===== Record excerpts

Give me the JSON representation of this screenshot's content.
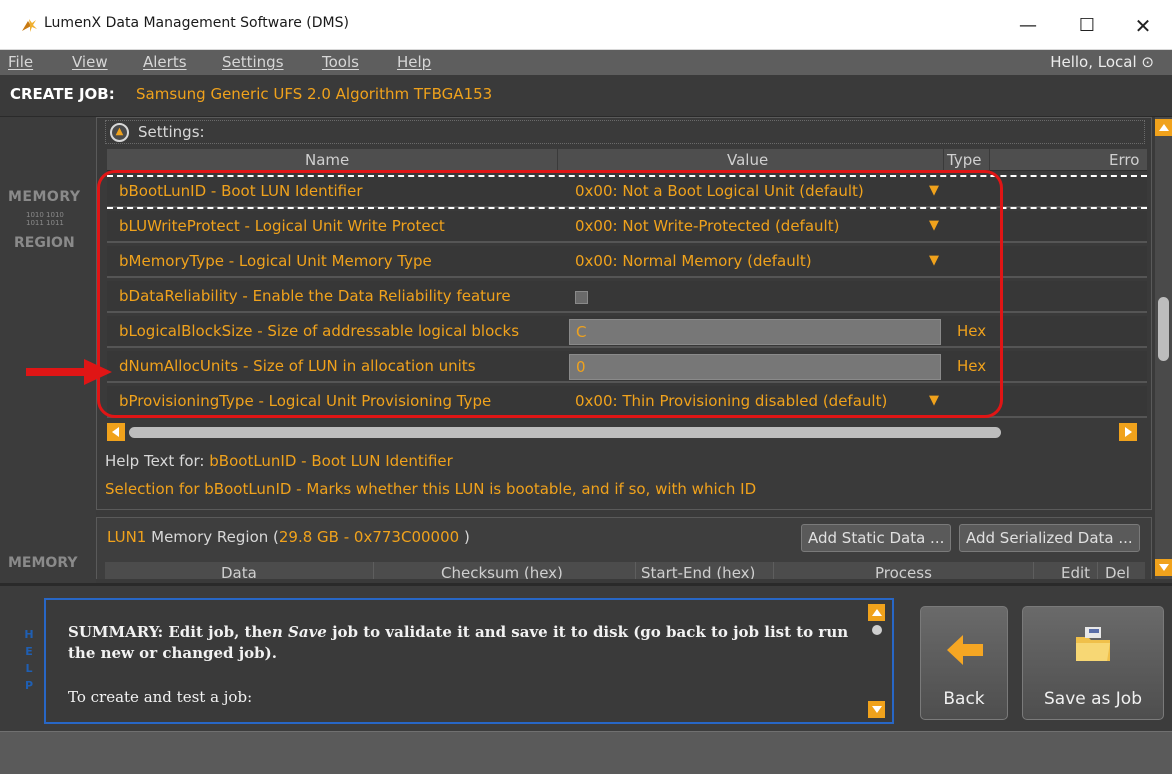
{
  "window": {
    "title": "LumenX Data Management Software (DMS)",
    "min_glyph": "—",
    "max_glyph": "☐",
    "close_glyph": "✕"
  },
  "menu": {
    "items": [
      "File",
      "View",
      "Alerts",
      "Settings",
      "Tools",
      "Help"
    ],
    "greeting": "Hello, Local ⊙"
  },
  "job": {
    "label": "CREATE JOB:",
    "name": "Samsung Generic UFS 2.0 Algorithm TFBGA153"
  },
  "gutter": {
    "memory": "MEMORY",
    "bits_line1": "1010 1010",
    "bits_line2": "1011 1011",
    "region": "REGION",
    "memory2": "MEMORY"
  },
  "settings": {
    "title": "Settings:",
    "headers": {
      "name": "Name",
      "value": "Value",
      "type": "Type",
      "error": "Erro"
    },
    "rows": [
      {
        "name": "bBootLunID - Boot LUN Identifier",
        "value": "0x00: Not a Boot Logical Unit (default)",
        "kind": "dropdown",
        "arrow": "▼"
      },
      {
        "name": "bLUWriteProtect - Logical Unit Write Protect",
        "value": "0x00: Not Write-Protected (default)",
        "kind": "dropdown",
        "arrow": "▼"
      },
      {
        "name": "bMemoryType - Logical Unit Memory Type",
        "value": "0x00: Normal Memory (default)",
        "kind": "dropdown",
        "arrow": "▼"
      },
      {
        "name": "bDataReliability - Enable the Data Reliability feature",
        "value": "",
        "kind": "checkbox",
        "checked": false
      },
      {
        "name": "bLogicalBlockSize - Size of addressable logical blocks",
        "value": "C",
        "kind": "hex",
        "type": "Hex"
      },
      {
        "name": "dNumAllocUnits - Size of LUN in allocation units",
        "value": "0",
        "kind": "hex",
        "type": "Hex"
      },
      {
        "name": "bProvisioningType - Logical Unit Provisioning Type",
        "value": "0x00: Thin Provisioning disabled (default)",
        "kind": "dropdown",
        "arrow": "▼"
      }
    ],
    "help_prefix": "Help Text for:",
    "help_item": "bBootLunID - Boot LUN Identifier",
    "help_desc": "Selection for bBootLunID - Marks whether this LUN is bootable, and if so, with which ID"
  },
  "lun": {
    "id": "LUN1",
    "label": "Memory Region (",
    "size": "29.8 GB - 0x773C00000",
    "close_paren": ")",
    "add_static": "Add Static Data ...",
    "add_serialized": "Add Serialized Data ...",
    "headers": [
      "Data",
      "Checksum (hex)",
      "Start-End (hex)",
      "Process",
      "Edit",
      "Del"
    ]
  },
  "help": {
    "vertical_label": [
      "H",
      "E",
      "L",
      "P"
    ],
    "summary_lead": "SUMMARY: Edit job, the",
    "summary_em": "n Save",
    "summary_rest": " job to validate it and save it to disk (go back to job list to run the new or changed job).",
    "summary_sub": "To create and test a job:"
  },
  "actions": {
    "back": "Back",
    "save": "Save as Job"
  },
  "colors": {
    "accent": "#f0a21c",
    "highlight": "#e01515",
    "help_border": "#2867c6"
  }
}
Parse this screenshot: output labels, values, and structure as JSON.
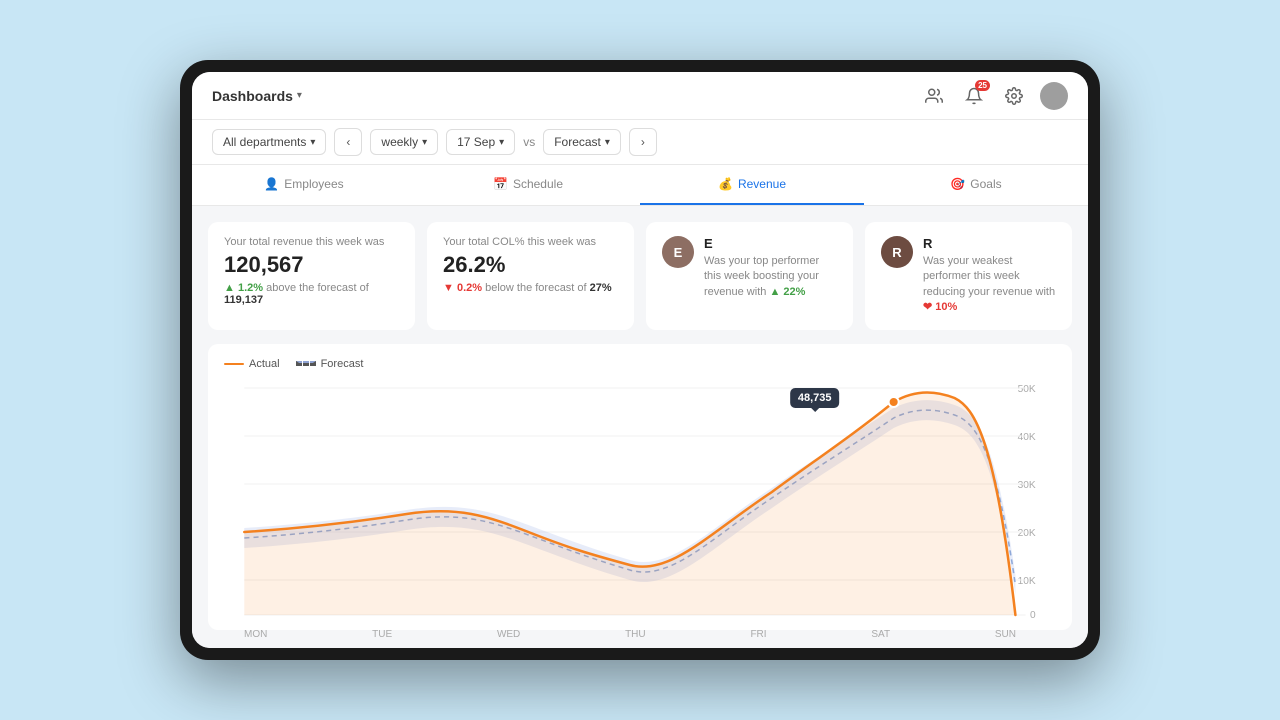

==========

- Objective -
Write out the entries above word for word. Do not include the pictures.

- Full response -
Give me the JSON representation of this screenshot's content.
{
  "window": {
    "title": "LumenX Data Management Software (DMS)",
    "min_glyph": "—",
    "max_glyph": "☐",
    "close_glyph": "✕"
  },
  "menu": {
    "items": [
      "File",
      "View",
      "Alerts",
      "Settings",
      "Tools",
      "Help"
    ],
    "greeting": "Hello, Local ⊙"
  },
  "job": {
    "label": "CREATE JOB:",
    "name": "Samsung Generic UFS 2.0 Algorithm TFBGA153"
  },
  "gutter": {
    "memory": "MEMORY",
    "bits_line1": "1010 1010",
    "bits_line2": "1011 1011",
    "region": "REGION",
    "memory2": "MEMORY"
  },
  "settings": {
    "title": "Settings:",
    "headers": {
      "name": "Name",
      "value": "Value",
      "type": "Type",
      "error": "Erro"
    },
    "rows": [
      {
        "name": "bBootLunID - Boot LUN Identifier",
        "value": "0x00: Not a Boot Logical Unit (default)",
        "kind": "dropdown",
        "arrow": "▼"
      },
      {
        "name": "bLUWriteProtect - Logical Unit Write Protect",
        "value": "0x00: Not Write-Protected (default)",
        "kind": "dropdown",
        "arrow": "▼"
      },
      {
        "name": "bMemoryType - Logical Unit Memory Type",
        "value": "0x00: Normal Memory (default)",
        "kind": "dropdown",
        "arrow": "▼"
      },
      {
        "name": "bDataReliability - Enable the Data Reliability feature",
        "value": "",
        "kind": "checkbox",
        "checked": false
      },
      {
        "name": "bLogicalBlockSize - Size of addressable logical blocks",
        "value": "C",
        "kind": "hex",
        "type": "Hex"
      },
      {
        "name": "dNumAllocUnits - Size of LUN in allocation units",
        "value": "0",
        "kind": "hex",
        "type": "Hex"
      },
      {
        "name": "bProvisioningType - Logical Unit Provisioning Type",
        "value": "0x00: Thin Provisioning disabled (default)",
        "kind": "dropdown",
        "arrow": "▼"
      }
    ],
    "help_prefix": "Help Text for:",
    "help_item": "bBootLunID - Boot LUN Identifier",
    "help_desc": "Selection for bBootLunID - Marks whether this LUN is bootable, and if so, with which ID"
  },
  "lun": {
    "id": "LUN1",
    "label": "Memory Region (",
    "size": "29.8 GB - 0x773C00000",
    "close_paren": ")",
    "add_static": "Add Static Data ...",
    "add_serialized": "Add Serialized Data ...",
    "headers": [
      "Data",
      "Checksum (hex)",
      "Start-End (hex)",
      "Process",
      "Edit",
      "Del"
    ]
  },
  "help": {
    "vertical_label": [
      "H",
      "E",
      "L",
      "P"
    ],
    "summary_lead": "SUMMARY: Edit job, the",
    "summary_em": "n Save",
    "summary_rest": " job to validate it and save it to disk (go back to job list to run the new or changed job).",
    "summary_sub": "To create and test a job:"
  },
  "actions": {
    "back": "Back",
    "save": "Save as Job"
  },
  "colors": {
    "accent": "#f0a21c",
    "highlight": "#e01515",
    "help_border": "#2867c6"
  }
}
Parse this screenshot: output labels, values, and structure as JSON.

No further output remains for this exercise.